-- BEGIN --

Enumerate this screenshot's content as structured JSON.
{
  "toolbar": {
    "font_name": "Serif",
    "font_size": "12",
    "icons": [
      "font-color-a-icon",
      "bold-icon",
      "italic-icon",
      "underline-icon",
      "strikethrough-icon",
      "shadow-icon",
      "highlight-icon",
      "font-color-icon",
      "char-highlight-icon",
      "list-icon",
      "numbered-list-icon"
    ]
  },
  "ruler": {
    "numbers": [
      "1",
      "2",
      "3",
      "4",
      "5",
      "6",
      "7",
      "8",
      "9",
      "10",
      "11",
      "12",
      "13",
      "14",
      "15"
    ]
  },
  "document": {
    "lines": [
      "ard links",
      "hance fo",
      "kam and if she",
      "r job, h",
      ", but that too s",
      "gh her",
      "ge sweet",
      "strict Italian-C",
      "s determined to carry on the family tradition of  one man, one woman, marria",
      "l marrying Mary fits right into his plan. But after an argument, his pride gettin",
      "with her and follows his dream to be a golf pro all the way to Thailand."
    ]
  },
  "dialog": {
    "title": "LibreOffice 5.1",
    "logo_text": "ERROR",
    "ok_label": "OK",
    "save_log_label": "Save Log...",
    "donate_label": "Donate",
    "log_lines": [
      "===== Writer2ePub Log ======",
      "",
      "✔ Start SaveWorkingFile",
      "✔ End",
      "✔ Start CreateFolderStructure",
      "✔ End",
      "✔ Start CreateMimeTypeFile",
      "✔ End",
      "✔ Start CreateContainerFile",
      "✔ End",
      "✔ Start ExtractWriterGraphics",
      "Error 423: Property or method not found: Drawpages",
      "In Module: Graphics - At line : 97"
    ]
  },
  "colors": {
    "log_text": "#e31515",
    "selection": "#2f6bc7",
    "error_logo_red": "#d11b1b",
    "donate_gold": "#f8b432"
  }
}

-- END --

Exercise objective
Output every record above exactly as it appears.

Exercise result
Enumerate this screenshot's content as structured JSON.
{
  "toolbar": {
    "font_name": "Serif",
    "font_size": "12",
    "icons": [
      "font-color-a-icon",
      "bold-icon",
      "italic-icon",
      "underline-icon",
      "strikethrough-icon",
      "shadow-icon",
      "highlight-icon",
      "font-color-icon",
      "char-highlight-icon",
      "list-icon",
      "numbered-list-icon"
    ]
  },
  "ruler": {
    "numbers": [
      "1",
      "2",
      "3",
      "4",
      "5",
      "6",
      "7",
      "8",
      "9",
      "10",
      "11",
      "12",
      "13",
      "14",
      "15"
    ]
  },
  "document": {
    "lines": [
      "ard links",
      "hance fo",
      "kam and if she",
      "r job, h",
      ", but that too s",
      "gh her",
      "ge sweet",
      "strict Italian-C",
      "s determined to carry on the family tradition of  one man, one woman, marria",
      "l marrying Mary fits right into his plan. But after an argument, his pride gettin",
      "with her and follows his dream to be a golf pro all the way to Thailand."
    ]
  },
  "dialog": {
    "title": "LibreOffice 5.1",
    "logo_text": "ERROR",
    "ok_label": "OK",
    "save_log_label": "Save Log...",
    "donate_label": "Donate",
    "log_lines": [
      "===== Writer2ePub Log ======",
      "",
      "✔ Start SaveWorkingFile",
      "✔ End",
      "✔ Start CreateFolderStructure",
      "✔ End",
      "✔ Start CreateMimeTypeFile",
      "✔ End",
      "✔ Start CreateContainerFile",
      "✔ End",
      "✔ Start ExtractWriterGraphics",
      "Error 423: Property or method not found: Drawpages",
      "In Module: Graphics - At line : 97"
    ]
  },
  "colors": {
    "log_text": "#e31515",
    "selection": "#2f6bc7",
    "error_logo_red": "#d11b1b",
    "donate_gold": "#f8b432"
  }
}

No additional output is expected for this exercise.